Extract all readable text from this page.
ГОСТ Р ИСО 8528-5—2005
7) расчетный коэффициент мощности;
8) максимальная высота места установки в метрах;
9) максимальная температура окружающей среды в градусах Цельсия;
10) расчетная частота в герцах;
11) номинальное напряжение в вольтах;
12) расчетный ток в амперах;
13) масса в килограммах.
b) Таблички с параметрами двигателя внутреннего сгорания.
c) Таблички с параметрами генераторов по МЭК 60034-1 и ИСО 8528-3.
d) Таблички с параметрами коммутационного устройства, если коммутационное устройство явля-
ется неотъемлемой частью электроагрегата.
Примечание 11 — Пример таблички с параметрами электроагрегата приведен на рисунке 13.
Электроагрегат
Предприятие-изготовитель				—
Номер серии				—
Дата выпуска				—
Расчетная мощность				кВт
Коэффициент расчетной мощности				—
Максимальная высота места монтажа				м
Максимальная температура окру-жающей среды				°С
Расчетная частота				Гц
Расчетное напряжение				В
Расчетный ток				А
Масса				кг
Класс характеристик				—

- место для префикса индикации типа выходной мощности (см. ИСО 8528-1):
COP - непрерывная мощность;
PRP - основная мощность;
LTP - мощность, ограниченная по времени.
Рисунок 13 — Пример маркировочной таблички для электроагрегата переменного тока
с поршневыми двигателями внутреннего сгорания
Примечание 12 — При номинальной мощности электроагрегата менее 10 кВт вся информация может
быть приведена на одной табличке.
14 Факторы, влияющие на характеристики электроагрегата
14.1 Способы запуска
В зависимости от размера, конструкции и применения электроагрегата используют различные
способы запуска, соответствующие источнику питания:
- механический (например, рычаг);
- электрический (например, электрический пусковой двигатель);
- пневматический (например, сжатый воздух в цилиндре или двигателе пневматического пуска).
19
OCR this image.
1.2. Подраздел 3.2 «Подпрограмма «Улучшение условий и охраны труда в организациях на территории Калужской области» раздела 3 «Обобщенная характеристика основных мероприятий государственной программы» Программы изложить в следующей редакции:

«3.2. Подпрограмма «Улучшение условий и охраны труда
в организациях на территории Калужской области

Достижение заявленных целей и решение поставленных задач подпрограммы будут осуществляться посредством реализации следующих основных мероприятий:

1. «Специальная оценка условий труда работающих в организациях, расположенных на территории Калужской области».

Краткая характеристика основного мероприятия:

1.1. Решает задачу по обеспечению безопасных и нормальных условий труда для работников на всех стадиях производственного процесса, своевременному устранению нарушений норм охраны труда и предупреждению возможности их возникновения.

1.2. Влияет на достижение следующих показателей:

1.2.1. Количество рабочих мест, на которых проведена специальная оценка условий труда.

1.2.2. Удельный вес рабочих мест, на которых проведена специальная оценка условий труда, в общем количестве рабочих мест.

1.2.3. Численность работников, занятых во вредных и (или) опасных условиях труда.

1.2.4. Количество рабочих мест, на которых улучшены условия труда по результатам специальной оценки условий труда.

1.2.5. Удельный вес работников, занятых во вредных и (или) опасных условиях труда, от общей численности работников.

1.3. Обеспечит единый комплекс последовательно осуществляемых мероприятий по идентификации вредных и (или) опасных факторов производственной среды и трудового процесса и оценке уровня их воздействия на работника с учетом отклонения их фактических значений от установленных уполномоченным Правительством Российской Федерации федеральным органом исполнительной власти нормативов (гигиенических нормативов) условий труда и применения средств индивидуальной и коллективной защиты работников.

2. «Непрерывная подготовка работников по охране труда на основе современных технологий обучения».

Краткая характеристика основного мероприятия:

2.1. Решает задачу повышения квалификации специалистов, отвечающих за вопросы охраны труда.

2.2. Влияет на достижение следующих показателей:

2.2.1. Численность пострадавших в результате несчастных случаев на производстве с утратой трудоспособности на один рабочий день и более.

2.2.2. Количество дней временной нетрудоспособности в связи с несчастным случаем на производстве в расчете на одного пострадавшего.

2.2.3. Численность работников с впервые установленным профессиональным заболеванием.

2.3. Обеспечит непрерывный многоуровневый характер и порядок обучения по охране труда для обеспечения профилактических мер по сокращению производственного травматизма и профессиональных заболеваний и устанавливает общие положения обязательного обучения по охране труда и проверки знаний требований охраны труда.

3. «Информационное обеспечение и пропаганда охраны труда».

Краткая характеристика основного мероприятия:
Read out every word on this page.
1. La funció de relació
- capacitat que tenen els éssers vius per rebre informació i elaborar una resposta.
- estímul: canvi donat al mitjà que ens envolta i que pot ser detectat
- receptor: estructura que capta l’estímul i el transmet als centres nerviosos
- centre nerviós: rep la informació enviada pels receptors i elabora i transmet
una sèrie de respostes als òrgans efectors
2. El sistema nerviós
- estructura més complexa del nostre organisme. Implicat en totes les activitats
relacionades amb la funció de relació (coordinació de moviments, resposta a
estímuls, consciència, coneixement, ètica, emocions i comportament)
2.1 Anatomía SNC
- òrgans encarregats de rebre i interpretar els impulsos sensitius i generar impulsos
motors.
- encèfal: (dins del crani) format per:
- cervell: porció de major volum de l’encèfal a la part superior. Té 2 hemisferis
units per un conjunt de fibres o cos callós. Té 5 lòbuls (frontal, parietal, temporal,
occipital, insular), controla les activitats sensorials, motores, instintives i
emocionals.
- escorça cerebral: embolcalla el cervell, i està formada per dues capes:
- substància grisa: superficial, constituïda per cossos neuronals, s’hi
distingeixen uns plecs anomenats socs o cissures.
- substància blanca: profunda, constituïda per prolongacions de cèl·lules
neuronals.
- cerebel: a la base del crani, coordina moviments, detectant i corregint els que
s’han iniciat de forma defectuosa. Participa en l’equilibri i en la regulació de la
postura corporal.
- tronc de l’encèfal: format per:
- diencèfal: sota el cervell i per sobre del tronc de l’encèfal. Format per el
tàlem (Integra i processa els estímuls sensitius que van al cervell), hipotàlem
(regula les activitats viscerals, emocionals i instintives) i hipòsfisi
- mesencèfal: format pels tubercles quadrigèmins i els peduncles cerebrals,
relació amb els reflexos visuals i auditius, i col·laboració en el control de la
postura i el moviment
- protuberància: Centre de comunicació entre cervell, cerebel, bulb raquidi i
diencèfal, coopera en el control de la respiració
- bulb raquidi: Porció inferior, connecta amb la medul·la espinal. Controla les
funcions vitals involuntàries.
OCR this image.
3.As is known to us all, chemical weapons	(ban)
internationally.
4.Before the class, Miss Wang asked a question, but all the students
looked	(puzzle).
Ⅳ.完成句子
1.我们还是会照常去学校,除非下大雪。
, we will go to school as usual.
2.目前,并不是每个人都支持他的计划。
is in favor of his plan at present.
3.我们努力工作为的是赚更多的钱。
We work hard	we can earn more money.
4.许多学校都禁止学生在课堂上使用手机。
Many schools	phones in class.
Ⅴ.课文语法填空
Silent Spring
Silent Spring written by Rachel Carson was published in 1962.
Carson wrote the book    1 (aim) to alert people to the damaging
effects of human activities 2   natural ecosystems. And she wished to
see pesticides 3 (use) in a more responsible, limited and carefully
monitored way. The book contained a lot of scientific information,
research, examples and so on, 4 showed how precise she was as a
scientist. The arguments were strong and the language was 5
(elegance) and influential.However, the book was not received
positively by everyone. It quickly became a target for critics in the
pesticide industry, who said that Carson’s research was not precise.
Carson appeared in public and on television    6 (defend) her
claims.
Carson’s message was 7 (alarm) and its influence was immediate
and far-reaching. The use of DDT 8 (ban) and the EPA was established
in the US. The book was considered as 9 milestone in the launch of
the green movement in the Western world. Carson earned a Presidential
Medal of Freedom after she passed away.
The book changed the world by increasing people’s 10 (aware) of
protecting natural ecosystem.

__Problem to solve__
Reproduce all of the entries word for word.

__Result__
Extract all readable text from this page.
ГОСТ Р ИСО 8528-5—2005
7) расчетный коэффициент мощности;
8) максимальная высота места установки в метрах;
9) максимальная температура окружающей среды в градусах Цельсия;
10) расчетная частота в герцах;
11) номинальное напряжение в вольтах;
12) расчетный ток в амперах;
13) масса в килограммах.
b) Таблички с параметрами двигателя внутреннего сгорания.
c) Таблички с параметрами генераторов по МЭК 60034-1 и ИСО 8528-3.
d) Таблички с параметрами коммутационного устройства, если коммутационное устройство явля-
ется неотъемлемой частью электроагрегата.
Примечание 11 — Пример таблички с параметрами электроагрегата приведен на рисунке 13.
Электроагрегат
Предприятие-изготовитель				—
Номер серии				—
Дата выпуска				—
Расчетная мощность				кВт
Коэффициент расчетной мощности				—
Максимальная высота места монтажа				м
Максимальная температура окру-жающей среды				°С
Расчетная частота				Гц
Расчетное напряжение				В
Расчетный ток				А
Масса				кг
Класс характеристик				—

- место для префикса индикации типа выходной мощности (см. ИСО 8528-1):
COP - непрерывная мощность;
PRP - основная мощность;
LTP - мощность, ограниченная по времени.
Рисунок 13 — Пример маркировочной таблички для электроагрегата переменного тока
с поршневыми двигателями внутреннего сгорания
Примечание 12 — При номинальной мощности электроагрегата менее 10 кВт вся информация может
быть приведена на одной табличке.
14 Факторы, влияющие на характеристики электроагрегата
14.1 Способы запуска
В зависимости от размера, конструкции и применения электроагрегата используют различные
способы запуска, соответствующие источнику питания:
- механический (например, рычаг);
- электрический (например, электрический пусковой двигатель);
- пневматический (например, сжатый воздух в цилиндре или двигателе пневматического пуска).
19
OCR this image.
1.2. Подраздел 3.2 «Подпрограмма «Улучшение условий и охраны труда в организациях на территории Калужской области» раздела 3 «Обобщенная характеристика основных мероприятий государственной программы» Программы изложить в следующей редакции:

«3.2. Подпрограмма «Улучшение условий и охраны труда
в организациях на территории Калужской области

Достижение заявленных целей и решение поставленных задач подпрограммы будут осуществляться посредством реализации следующих основных мероприятий:

1. «Специальная оценка условий труда работающих в организациях, расположенных на территории Калужской области».

Краткая характеристика основного мероприятия:

1.1. Решает задачу по обеспечению безопасных и нормальных условий труда для работников на всех стадиях производственного процесса, своевременному устранению нарушений норм охраны труда и предупреждению возможности их возникновения.

1.2. Влияет на достижение следующих показателей:

1.2.1. Количество рабочих мест, на которых проведена специальная оценка условий труда.

1.2.2. Удельный вес рабочих мест, на которых проведена специальная оценка условий труда, в общем количестве рабочих мест.

1.2.3. Численность работников, занятых во вредных и (или) опасных условиях труда.

1.2.4. Количество рабочих мест, на которых улучшены условия труда по результатам специальной оценки условий труда.

1.2.5. Удельный вес работников, занятых во вредных и (или) опасных условиях труда, от общей численности работников.

1.3. Обеспечит единый комплекс последовательно осуществляемых мероприятий по идентификации вредных и (или) опасных факторов производственной среды и трудового процесса и оценке уровня их воздействия на работника с учетом отклонения их фактических значений от установленных уполномоченным Правительством Российской Федерации федеральным органом исполнительной власти нормативов (гигиенических нормативов) условий труда и применения средств индивидуальной и коллективной защиты работников.

2. «Непрерывная подготовка работников по охране труда на основе современных технологий обучения».

Краткая характеристика основного мероприятия:

2.1. Решает задачу повышения квалификации специалистов, отвечающих за вопросы охраны труда.

2.2. Влияет на достижение следующих показателей:

2.2.1. Численность пострадавших в результате несчастных случаев на производстве с утратой трудоспособности на один рабочий день и более.

2.2.2. Количество дней временной нетрудоспособности в связи с несчастным случаем на производстве в расчете на одного пострадавшего.

2.2.3. Численность работников с впервые установленным профессиональным заболеванием.

2.3. Обеспечит непрерывный многоуровневый характер и порядок обучения по охране труда для обеспечения профилактических мер по сокращению производственного травматизма и профессиональных заболеваний и устанавливает общие положения обязательного обучения по охране труда и проверки знаний требований охраны труда.

3. «Информационное обеспечение и пропаганда охраны труда».

Краткая характеристика основного мероприятия:
Read out every word on this page.
1. La funció de relació
- capacitat que tenen els éssers vius per rebre informació i elaborar una resposta.
- estímul: canvi donat al mitjà que ens envolta i que pot ser detectat
- receptor: estructura que capta l’estímul i el transmet als centres nerviosos
- centre nerviós: rep la informació enviada pels receptors i elabora i transmet
una sèrie de respostes als òrgans efectors
2. El sistema nerviós
- estructura més complexa del nostre organisme. Implicat en totes les activitats
relacionades amb la funció de relació (coordinació de moviments, resposta a
estímuls, consciència, coneixement, ètica, emocions i comportament)
2.1 Anatomía SNC
- òrgans encarregats de rebre i interpretar els impulsos sensitius i generar impulsos
motors.
- encèfal: (dins del crani) format per:
- cervell: porció de major volum de l’encèfal a la part superior. Té 2 hemisferis
units per un conjunt de fibres o cos callós. Té 5 lòbuls (frontal, parietal, temporal,
occipital, insular), controla les activitats sensorials, motores, instintives i
emocionals.
- escorça cerebral: embolcalla el cervell, i està formada per dues capes:
- substància grisa: superficial, constituïda per cossos neuronals, s’hi
distingeixen uns plecs anomenats socs o cissures.
- substància blanca: profunda, constituïda per prolongacions de cèl·lules
neuronals.
- cerebel: a la base del crani, coordina moviments, detectant i corregint els que
s’han iniciat de forma defectuosa. Participa en l’equilibri i en la regulació de la
postura corporal.
- tronc de l’encèfal: format per:
- diencèfal: sota el cervell i per sobre del tronc de l’encèfal. Format per el
tàlem (Integra i processa els estímuls sensitius que van al cervell), hipotàlem
(regula les activitats viscerals, emocionals i instintives) i hipòsfisi
- mesencèfal: format pels tubercles quadrigèmins i els peduncles cerebrals,
relació amb els reflexos visuals i auditius, i col·laboració en el control de la
postura i el moviment
- protuberància: Centre de comunicació entre cervell, cerebel, bulb raquidi i
diencèfal, coopera en el control de la respiració
- bulb raquidi: Porció inferior, connecta amb la medul·la espinal. Controla les
funcions vitals involuntàries.
OCR this image.
3.As is known to us all, chemical weapons	(ban)
internationally.
4.Before the class, Miss Wang asked a question, but all the students
looked	(puzzle).
Ⅳ.完成句子
1.我们还是会照常去学校,除非下大雪。
, we will go to school as usual.
2.目前,并不是每个人都支持他的计划。
is in favor of his plan at present.
3.我们努力工作为的是赚更多的钱。
We work hard	we can earn more money.
4.许多学校都禁止学生在课堂上使用手机。
Many schools	phones in class.
Ⅴ.课文语法填空
Silent Spring
Silent Spring written by Rachel Carson was published in 1962.
Carson wrote the book    1 (aim) to alert people to the damaging
effects of human activities 2   natural ecosystems. And she wished to
see pesticides 3 (use) in a more responsible, limited and carefully
monitored way. The book contained a lot of scientific information,
research, examples and so on, 4 showed how precise she was as a
scientist. The arguments were strong and the language was 5
(elegance) and influential.However, the book was not received
positively by everyone. It quickly became a target for critics in the
pesticide industry, who said that Carson’s research was not precise.
Carson appeared in public and on television    6 (defend) her
claims.
Carson’s message was 7 (alarm) and its influence was immediate
and far-reaching. The use of DDT 8 (ban) and the EPA was established
in the US. The book was considered as 9 milestone in the launch of
the green movement in the Western world. Carson earned a Presidential
Medal of Freedom after she passed away.
The book changed the world by increasing people’s 10 (aware) of
protecting natural ecosystem.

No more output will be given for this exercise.